++++ Records shown

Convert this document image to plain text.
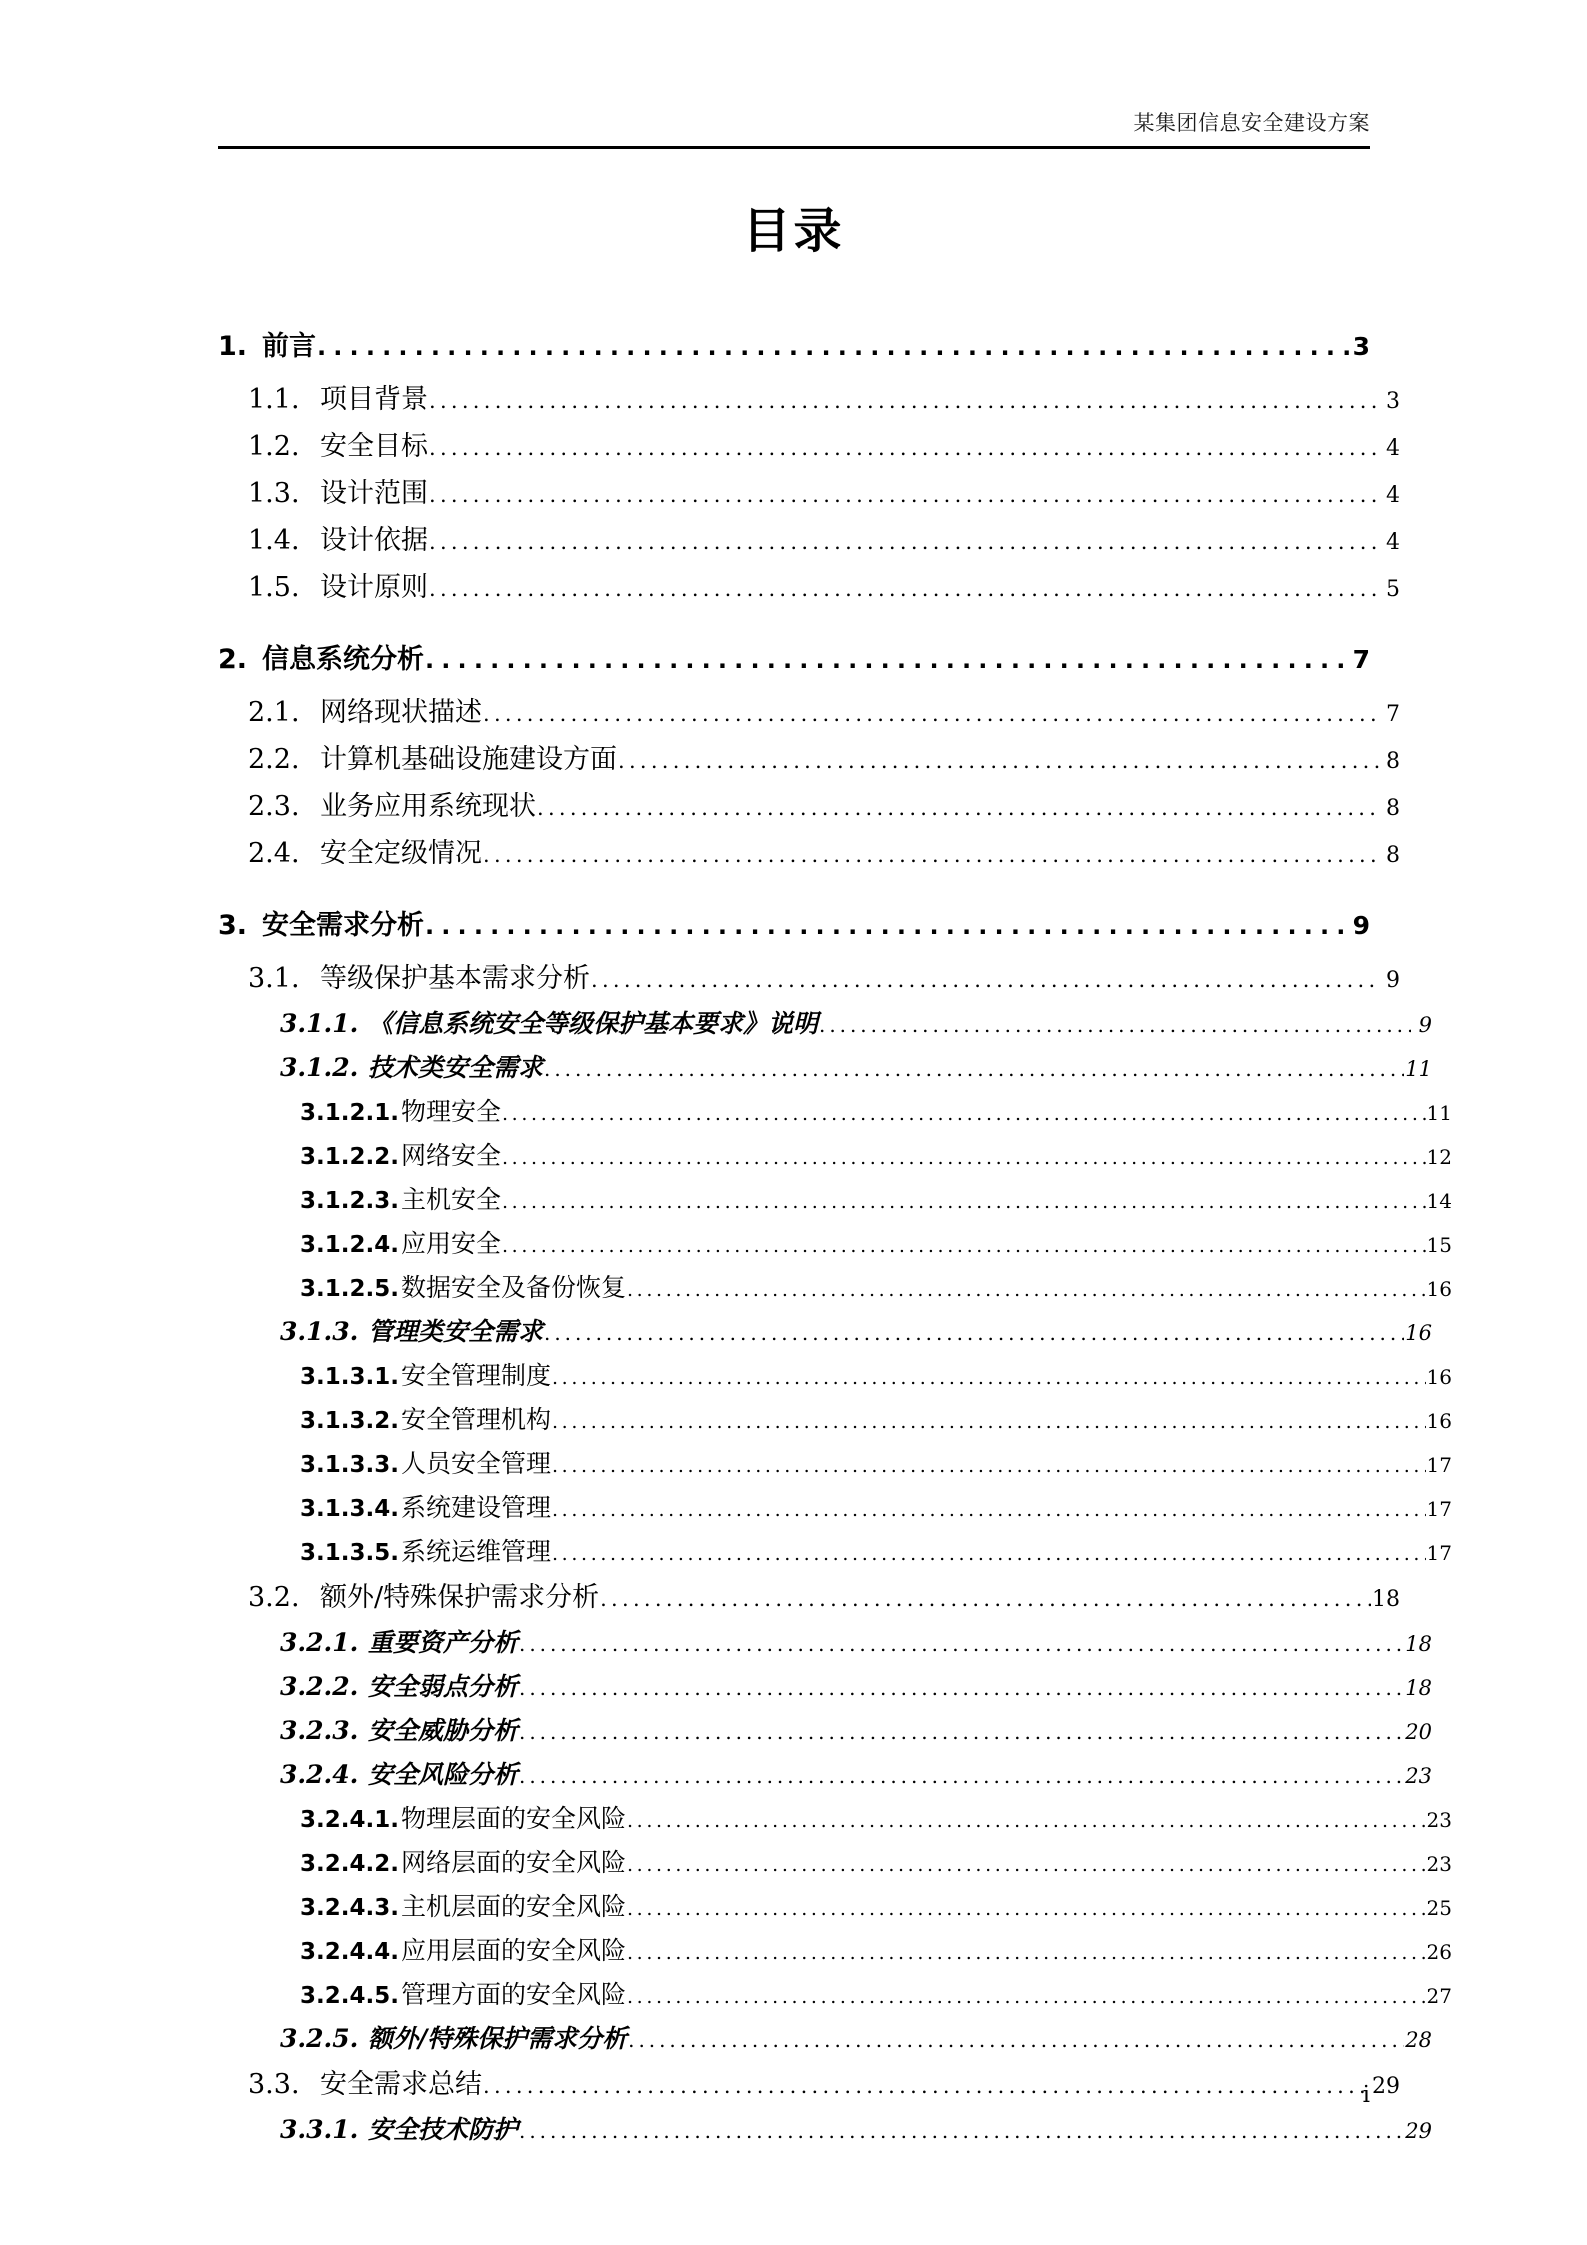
某集团信息安全建设方案
目录
1. 前言 . . .	3
1.1. 项目背景 . . .	3
1.2. 安全目标 . . .	4
1.3. 设计范围 . . .	4
1.4. 设计依据 . . .	4
1.5. 设计原则 . . .	5
2. 信息系统分析 . . .	7
2.1. 网络现状描述 . . .	7
2.2. 计算机基础设施建设方面 . . .	8
2.3. 业务应用系统现状 . . .	8
2.4. 安全定级情况 . . .	8
3. 安全需求分析 . . .	9
3.1. 等级保护基本需求分析 . . .	9
3.1.1. 《信息系统安全等级保护基本要求》说明 . . .	9
3.1.2. 技术类安全需求 . . .	11
3.1.2.1. 物理安全 . . .	11
3.1.2.2. 网络安全 . . .	12
3.1.2.3. 主机安全 . . .	14
3.1.2.4. 应用安全 . . .	15
3.1.2.5. 数据安全及备份恢复 . . .	16
3.1.3. 管理类安全需求 . . .	16
3.1.3.1. 安全管理制度 . . .	16
3.1.3.2. 安全管理机构 . . .	16
3.1.3.3. 人员安全管理 . . .	17
3.1.3.4. 系统建设管理 . . .	17
3.1.3.5. 系统运维管理 . . .	17
3.2. 额外/特殊保护需求分析 . . .	18
3.2.1. 重要资产分析 . . .	18
3.2.2. 安全弱点分析 . . .	18
3.2.3. 安全威胁分析 . . .	20
3.2.4. 安全风险分析 . . .	23
3.2.4.1. 物理层面的安全风险 . . .	23
3.2.4.2. 网络层面的安全风险 . . .	23
3.2.4.3. 主机层面的安全风险 . . .	25
3.2.4.4. 应用层面的安全风险 . . .	26
3.2.4.5. 管理方面的安全风险 . . .	27
3.2.5. 额外/特殊保护需求分析 . . .	28
3.3. 安全需求总结 . . .	29
3.3.1. 安全技术防护 . . .	29
i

++++++++

Brief: Quote the entries in full. Any image among them is to be omitted from the copy.

Solution to the problem:
Convert this document image to plain text.
某集团信息安全建设方案
目录
1. 前言 . . .	3
1.1. 项目背景 . . .	3
1.2. 安全目标 . . .	4
1.3. 设计范围 . . .	4
1.4. 设计依据 . . .	4
1.5. 设计原则 . . .	5
2. 信息系统分析 . . .	7
2.1. 网络现状描述 . . .	7
2.2. 计算机基础设施建设方面 . . .	8
2.3. 业务应用系统现状 . . .	8
2.4. 安全定级情况 . . .	8
3. 安全需求分析 . . .	9
3.1. 等级保护基本需求分析 . . .	9
3.1.1. 《信息系统安全等级保护基本要求》说明 . . .	9
3.1.2. 技术类安全需求 . . .	11
3.1.2.1. 物理安全 . . .	11
3.1.2.2. 网络安全 . . .	12
3.1.2.3. 主机安全 . . .	14
3.1.2.4. 应用安全 . . .	15
3.1.2.5. 数据安全及备份恢复 . . .	16
3.1.3. 管理类安全需求 . . .	16
3.1.3.1. 安全管理制度 . . .	16
3.1.3.2. 安全管理机构 . . .	16
3.1.3.3. 人员安全管理 . . .	17
3.1.3.4. 系统建设管理 . . .	17
3.1.3.5. 系统运维管理 . . .	17
3.2. 额外/特殊保护需求分析 . . .	18
3.2.1. 重要资产分析 . . .	18
3.2.2. 安全弱点分析 . . .	18
3.2.3. 安全威胁分析 . . .	20
3.2.4. 安全风险分析 . . .	23
3.2.4.1. 物理层面的安全风险 . . .	23
3.2.4.2. 网络层面的安全风险 . . .	23
3.2.4.3. 主机层面的安全风险 . . .	25
3.2.4.4. 应用层面的安全风险 . . .	26
3.2.4.5. 管理方面的安全风险 . . .	27
3.2.5. 额外/特殊保护需求分析 . . .	28
3.3. 安全需求总结 . . .	29
3.3.1. 安全技术防护 . . .	29
i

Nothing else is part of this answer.